Set task
Count the lines in the data below where the string "section" occurs, please, and give the number alone.

Records to process
════════════════

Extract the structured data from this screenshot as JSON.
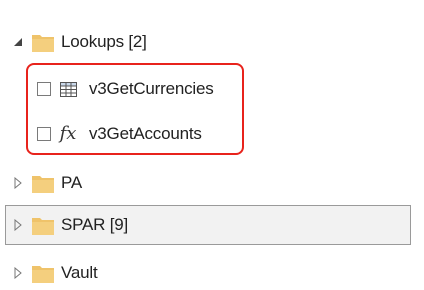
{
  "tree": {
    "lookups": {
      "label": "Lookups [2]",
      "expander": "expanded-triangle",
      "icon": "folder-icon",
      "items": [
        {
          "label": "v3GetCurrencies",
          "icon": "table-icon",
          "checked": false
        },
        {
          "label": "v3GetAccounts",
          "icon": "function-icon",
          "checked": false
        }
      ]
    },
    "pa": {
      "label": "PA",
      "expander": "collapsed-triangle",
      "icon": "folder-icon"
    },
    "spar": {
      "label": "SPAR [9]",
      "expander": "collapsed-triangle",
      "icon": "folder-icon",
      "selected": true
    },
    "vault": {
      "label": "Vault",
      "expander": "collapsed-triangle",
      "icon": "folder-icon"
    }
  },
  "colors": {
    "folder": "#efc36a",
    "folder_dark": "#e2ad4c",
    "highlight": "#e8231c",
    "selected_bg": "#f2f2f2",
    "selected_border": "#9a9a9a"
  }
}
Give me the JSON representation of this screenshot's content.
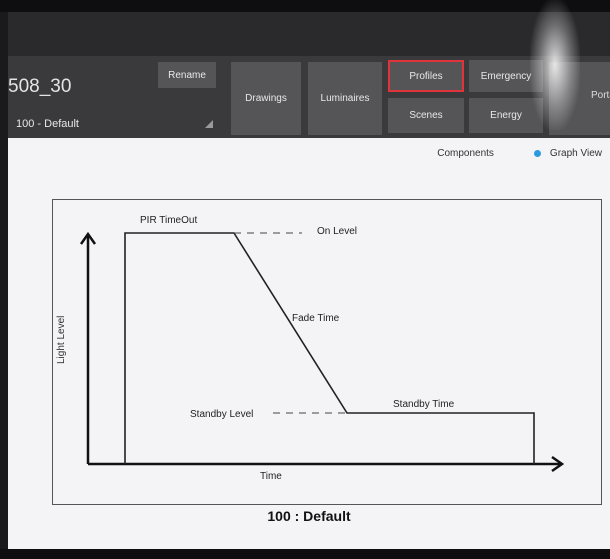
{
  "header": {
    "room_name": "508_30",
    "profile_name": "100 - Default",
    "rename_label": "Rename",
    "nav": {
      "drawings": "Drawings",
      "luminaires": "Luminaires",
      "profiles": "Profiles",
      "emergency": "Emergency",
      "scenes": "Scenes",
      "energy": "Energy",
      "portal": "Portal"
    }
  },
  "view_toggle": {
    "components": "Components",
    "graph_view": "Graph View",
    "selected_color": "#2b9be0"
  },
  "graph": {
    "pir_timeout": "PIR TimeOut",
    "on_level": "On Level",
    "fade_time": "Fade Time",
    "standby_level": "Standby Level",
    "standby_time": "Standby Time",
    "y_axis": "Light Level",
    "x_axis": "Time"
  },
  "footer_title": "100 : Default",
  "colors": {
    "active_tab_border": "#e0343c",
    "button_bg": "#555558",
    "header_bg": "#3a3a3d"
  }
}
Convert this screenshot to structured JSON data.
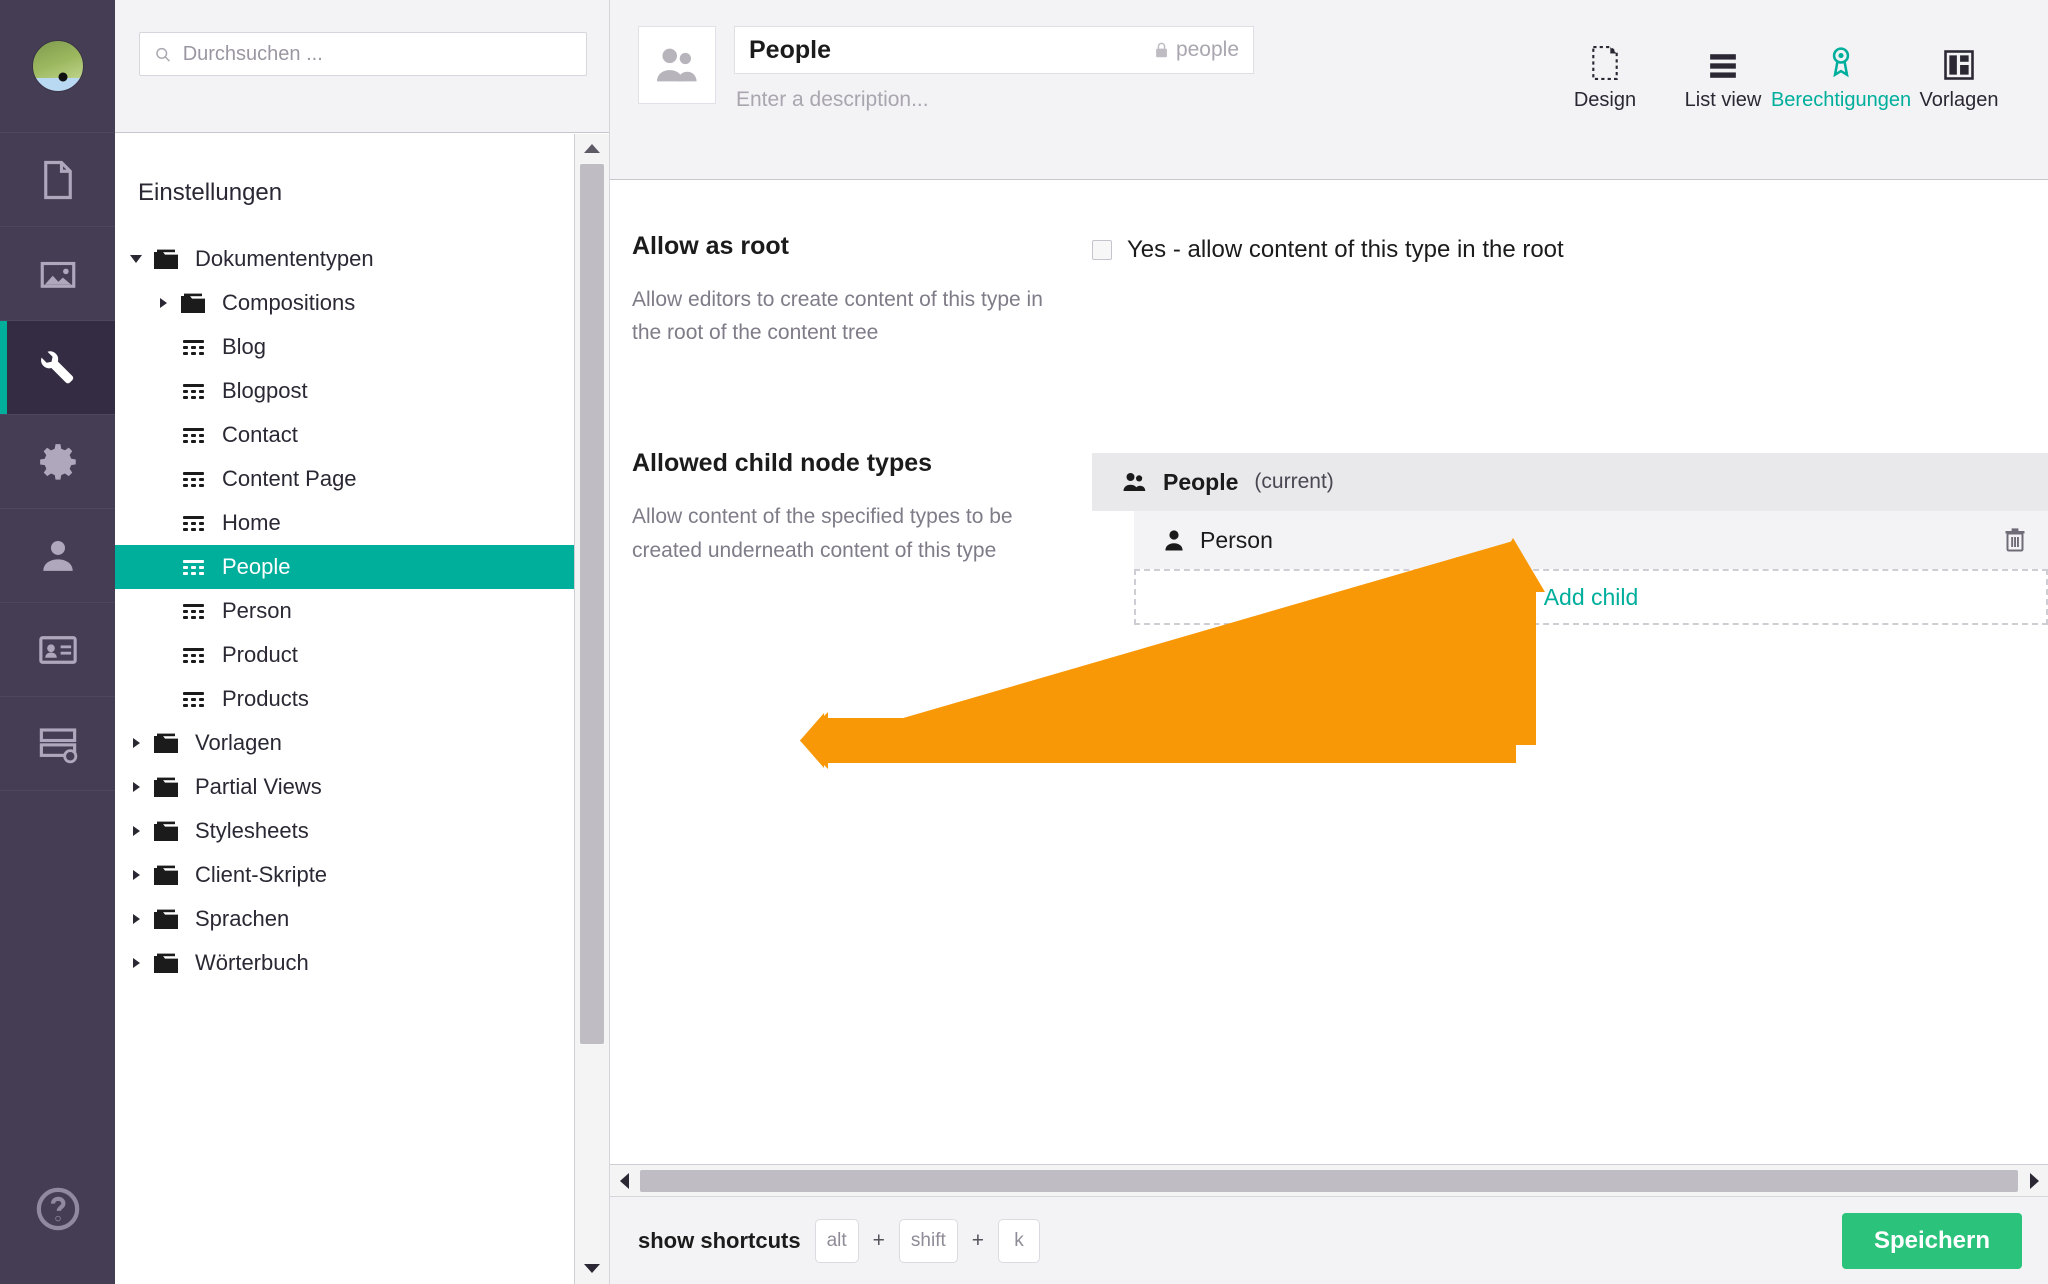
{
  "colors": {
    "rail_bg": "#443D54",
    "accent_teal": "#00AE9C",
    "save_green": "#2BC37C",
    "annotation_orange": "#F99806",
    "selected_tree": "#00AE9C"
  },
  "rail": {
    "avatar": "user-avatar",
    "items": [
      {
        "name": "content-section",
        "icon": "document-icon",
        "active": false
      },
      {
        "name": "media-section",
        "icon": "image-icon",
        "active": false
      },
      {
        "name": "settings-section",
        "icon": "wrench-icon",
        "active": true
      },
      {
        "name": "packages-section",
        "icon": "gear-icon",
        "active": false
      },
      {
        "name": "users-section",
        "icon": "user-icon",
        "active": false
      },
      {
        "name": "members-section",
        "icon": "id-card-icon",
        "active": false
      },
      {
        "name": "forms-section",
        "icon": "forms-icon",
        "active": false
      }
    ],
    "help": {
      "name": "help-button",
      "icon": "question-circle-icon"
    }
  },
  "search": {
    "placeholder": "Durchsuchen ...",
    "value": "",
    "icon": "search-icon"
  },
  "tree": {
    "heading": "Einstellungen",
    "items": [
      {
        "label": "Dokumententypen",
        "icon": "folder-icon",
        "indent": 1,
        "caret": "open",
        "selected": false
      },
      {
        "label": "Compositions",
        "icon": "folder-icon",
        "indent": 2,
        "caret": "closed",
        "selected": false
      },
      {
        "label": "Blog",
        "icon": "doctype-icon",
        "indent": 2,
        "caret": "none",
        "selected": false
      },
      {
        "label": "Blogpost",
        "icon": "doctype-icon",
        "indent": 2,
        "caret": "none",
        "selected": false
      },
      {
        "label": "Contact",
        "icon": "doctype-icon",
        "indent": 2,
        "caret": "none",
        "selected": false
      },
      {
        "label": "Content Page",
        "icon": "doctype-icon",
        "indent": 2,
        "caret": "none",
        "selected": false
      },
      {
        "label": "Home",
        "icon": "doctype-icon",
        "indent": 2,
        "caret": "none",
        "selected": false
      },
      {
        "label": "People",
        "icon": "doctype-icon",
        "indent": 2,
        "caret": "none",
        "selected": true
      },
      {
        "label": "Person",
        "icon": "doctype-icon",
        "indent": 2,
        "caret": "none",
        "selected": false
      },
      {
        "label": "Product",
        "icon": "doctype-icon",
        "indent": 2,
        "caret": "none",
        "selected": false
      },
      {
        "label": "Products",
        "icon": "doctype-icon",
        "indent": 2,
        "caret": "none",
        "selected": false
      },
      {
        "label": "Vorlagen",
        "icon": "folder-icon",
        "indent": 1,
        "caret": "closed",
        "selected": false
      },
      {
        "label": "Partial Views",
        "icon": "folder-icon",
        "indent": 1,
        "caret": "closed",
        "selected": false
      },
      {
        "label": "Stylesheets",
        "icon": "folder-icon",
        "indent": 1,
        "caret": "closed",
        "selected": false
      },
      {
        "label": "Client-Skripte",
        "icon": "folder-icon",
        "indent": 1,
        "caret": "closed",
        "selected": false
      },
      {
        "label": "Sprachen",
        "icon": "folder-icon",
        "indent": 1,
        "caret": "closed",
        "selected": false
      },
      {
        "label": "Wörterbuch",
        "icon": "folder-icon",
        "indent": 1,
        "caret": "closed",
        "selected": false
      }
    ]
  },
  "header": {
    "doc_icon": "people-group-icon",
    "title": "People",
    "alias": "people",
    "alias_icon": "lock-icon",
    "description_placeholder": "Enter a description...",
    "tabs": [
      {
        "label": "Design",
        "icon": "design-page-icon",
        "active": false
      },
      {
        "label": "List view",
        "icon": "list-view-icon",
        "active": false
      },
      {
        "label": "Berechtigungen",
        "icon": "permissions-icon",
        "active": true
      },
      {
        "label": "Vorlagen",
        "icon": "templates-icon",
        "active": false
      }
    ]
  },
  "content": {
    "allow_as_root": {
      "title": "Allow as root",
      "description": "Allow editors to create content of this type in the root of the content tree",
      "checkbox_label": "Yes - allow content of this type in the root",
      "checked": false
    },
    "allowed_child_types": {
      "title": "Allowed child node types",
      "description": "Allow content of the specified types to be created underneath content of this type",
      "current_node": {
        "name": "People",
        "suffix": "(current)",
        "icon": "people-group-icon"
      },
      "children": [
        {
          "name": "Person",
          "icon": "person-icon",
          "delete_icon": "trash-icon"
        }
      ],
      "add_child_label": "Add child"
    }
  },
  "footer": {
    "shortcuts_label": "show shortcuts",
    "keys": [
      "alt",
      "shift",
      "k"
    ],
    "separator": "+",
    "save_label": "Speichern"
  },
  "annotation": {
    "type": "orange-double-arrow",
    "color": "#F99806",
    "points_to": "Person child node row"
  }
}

════════════════

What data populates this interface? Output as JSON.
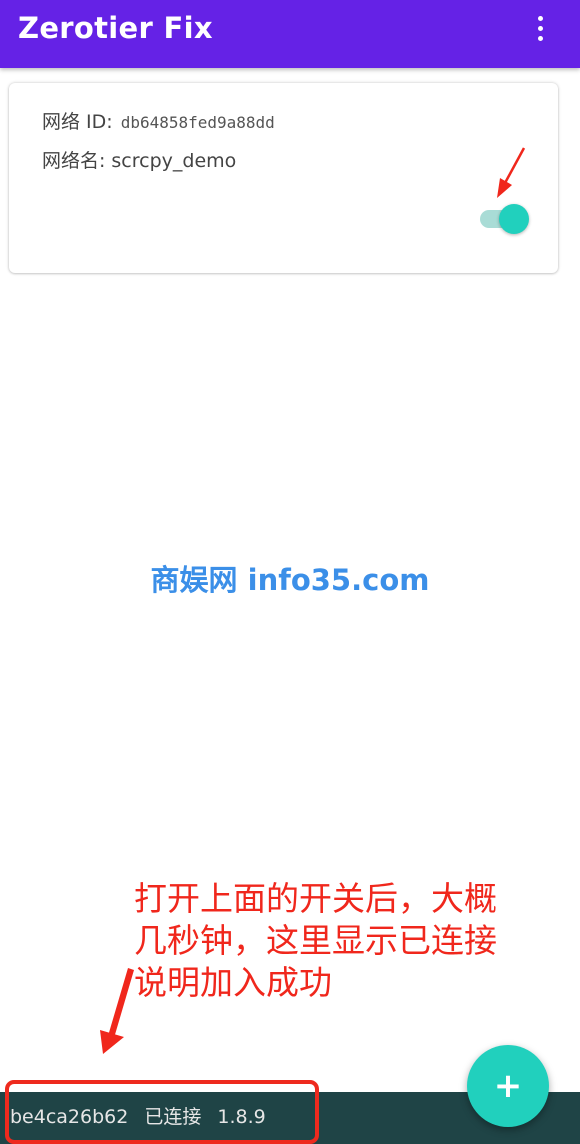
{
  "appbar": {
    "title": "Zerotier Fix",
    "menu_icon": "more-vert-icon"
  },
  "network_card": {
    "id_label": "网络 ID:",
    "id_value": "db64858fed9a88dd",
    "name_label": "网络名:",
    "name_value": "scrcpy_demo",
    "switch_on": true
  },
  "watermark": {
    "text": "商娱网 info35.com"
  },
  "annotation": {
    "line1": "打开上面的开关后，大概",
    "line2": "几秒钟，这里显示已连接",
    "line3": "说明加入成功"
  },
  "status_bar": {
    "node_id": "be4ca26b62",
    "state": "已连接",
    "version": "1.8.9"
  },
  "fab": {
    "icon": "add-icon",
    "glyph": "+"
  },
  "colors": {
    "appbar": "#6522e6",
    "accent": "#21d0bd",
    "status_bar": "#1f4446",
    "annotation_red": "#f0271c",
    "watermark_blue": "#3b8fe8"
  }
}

════════════════

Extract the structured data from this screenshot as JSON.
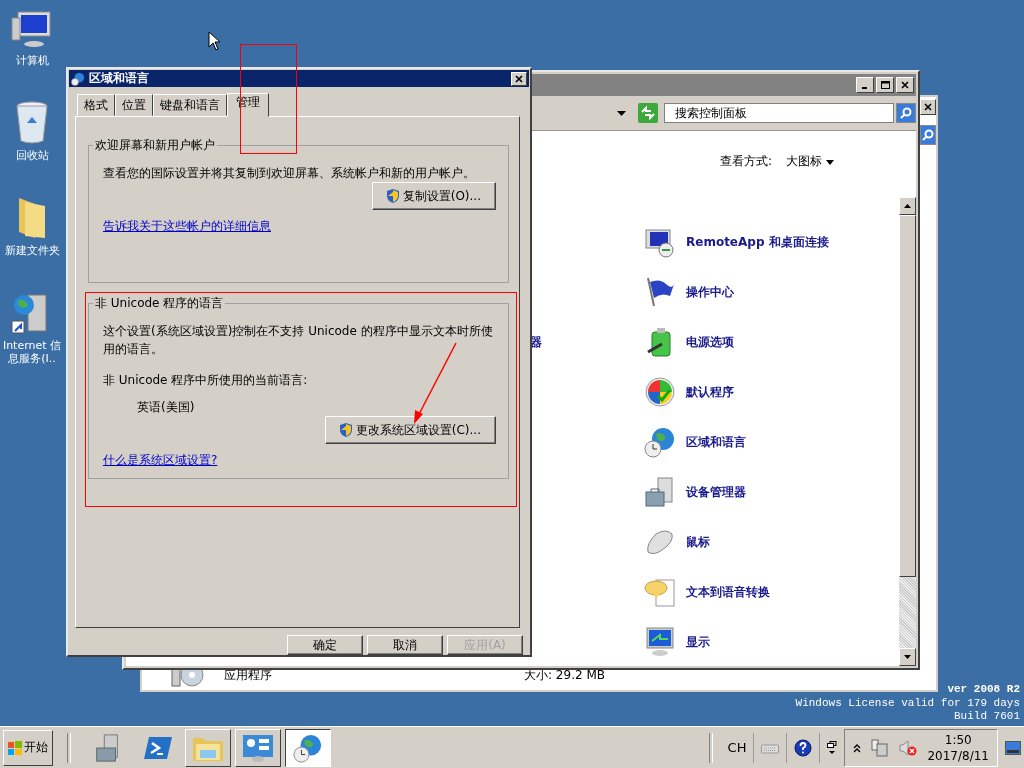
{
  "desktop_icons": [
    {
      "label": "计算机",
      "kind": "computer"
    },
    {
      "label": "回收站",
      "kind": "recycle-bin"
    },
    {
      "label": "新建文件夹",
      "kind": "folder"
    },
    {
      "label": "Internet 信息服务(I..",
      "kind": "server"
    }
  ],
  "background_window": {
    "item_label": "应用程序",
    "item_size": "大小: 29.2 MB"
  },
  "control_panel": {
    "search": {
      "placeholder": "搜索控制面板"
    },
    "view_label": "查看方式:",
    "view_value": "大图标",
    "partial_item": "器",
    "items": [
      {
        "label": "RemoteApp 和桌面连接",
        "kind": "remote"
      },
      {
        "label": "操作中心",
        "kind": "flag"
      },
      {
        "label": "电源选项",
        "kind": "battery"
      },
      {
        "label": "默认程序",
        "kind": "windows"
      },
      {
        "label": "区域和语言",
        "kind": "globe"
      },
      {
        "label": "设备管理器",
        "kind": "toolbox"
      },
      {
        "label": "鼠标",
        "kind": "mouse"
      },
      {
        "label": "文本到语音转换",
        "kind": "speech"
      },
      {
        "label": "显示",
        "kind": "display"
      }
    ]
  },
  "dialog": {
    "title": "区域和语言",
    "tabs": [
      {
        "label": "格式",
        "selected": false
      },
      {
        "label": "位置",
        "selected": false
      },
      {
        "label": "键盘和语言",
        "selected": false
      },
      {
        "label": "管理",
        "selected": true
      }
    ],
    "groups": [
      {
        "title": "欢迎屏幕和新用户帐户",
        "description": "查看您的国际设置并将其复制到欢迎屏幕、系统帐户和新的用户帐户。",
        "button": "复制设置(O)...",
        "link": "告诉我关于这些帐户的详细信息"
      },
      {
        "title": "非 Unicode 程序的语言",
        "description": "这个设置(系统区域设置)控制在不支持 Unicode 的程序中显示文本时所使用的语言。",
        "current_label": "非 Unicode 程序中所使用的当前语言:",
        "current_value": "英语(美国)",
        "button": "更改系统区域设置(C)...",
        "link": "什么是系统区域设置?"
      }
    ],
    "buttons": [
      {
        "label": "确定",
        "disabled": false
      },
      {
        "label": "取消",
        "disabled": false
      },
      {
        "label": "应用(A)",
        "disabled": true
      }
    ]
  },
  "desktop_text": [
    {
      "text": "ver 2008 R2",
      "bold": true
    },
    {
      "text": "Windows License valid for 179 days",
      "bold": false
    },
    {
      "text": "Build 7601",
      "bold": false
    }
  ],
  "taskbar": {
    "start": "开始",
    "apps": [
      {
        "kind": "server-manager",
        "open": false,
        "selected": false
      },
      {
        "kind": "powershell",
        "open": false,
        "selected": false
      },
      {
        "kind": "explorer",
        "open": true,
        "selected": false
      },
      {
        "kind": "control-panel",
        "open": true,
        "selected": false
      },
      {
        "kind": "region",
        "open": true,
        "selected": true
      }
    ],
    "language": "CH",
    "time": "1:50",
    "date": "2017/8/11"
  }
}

════════════════

Right answer
7